## begin Dataset records

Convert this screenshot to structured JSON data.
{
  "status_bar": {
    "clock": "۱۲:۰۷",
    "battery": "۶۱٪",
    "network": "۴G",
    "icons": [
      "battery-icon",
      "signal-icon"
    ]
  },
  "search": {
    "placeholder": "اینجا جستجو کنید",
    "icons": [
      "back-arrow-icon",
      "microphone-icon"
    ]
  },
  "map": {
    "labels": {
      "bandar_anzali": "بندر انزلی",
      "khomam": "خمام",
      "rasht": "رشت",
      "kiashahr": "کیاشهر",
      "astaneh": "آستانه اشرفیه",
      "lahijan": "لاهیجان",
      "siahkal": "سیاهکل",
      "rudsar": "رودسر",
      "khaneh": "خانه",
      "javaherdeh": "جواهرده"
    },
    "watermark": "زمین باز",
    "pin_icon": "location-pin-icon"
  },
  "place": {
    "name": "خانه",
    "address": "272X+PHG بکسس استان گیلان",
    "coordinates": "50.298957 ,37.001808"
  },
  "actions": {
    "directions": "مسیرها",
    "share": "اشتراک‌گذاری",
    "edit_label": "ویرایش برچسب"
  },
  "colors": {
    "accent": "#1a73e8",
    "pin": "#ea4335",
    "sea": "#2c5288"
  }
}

## end Dataset records

Requirements = Restate the data above exactly, keeping each word as it stands.

Answer for the task =
Convert this screenshot to structured JSON data.
{
  "status_bar": {
    "clock": "۱۲:۰۷",
    "battery": "۶۱٪",
    "network": "۴G",
    "icons": [
      "battery-icon",
      "signal-icon"
    ]
  },
  "search": {
    "placeholder": "اینجا جستجو کنید",
    "icons": [
      "back-arrow-icon",
      "microphone-icon"
    ]
  },
  "map": {
    "labels": {
      "bandar_anzali": "بندر انزلی",
      "khomam": "خمام",
      "rasht": "رشت",
      "kiashahr": "کیاشهر",
      "astaneh": "آستانه اشرفیه",
      "lahijan": "لاهیجان",
      "siahkal": "سیاهکل",
      "rudsar": "رودسر",
      "khaneh": "خانه",
      "javaherdeh": "جواهرده"
    },
    "watermark": "زمین باز",
    "pin_icon": "location-pin-icon"
  },
  "place": {
    "name": "خانه",
    "address": "272X+PHG بکسس استان گیلان",
    "coordinates": "50.298957 ,37.001808"
  },
  "actions": {
    "directions": "مسیرها",
    "share": "اشتراک‌گذاری",
    "edit_label": "ویرایش برچسب"
  },
  "colors": {
    "accent": "#1a73e8",
    "pin": "#ea4335",
    "sea": "#2c5288"
  }
}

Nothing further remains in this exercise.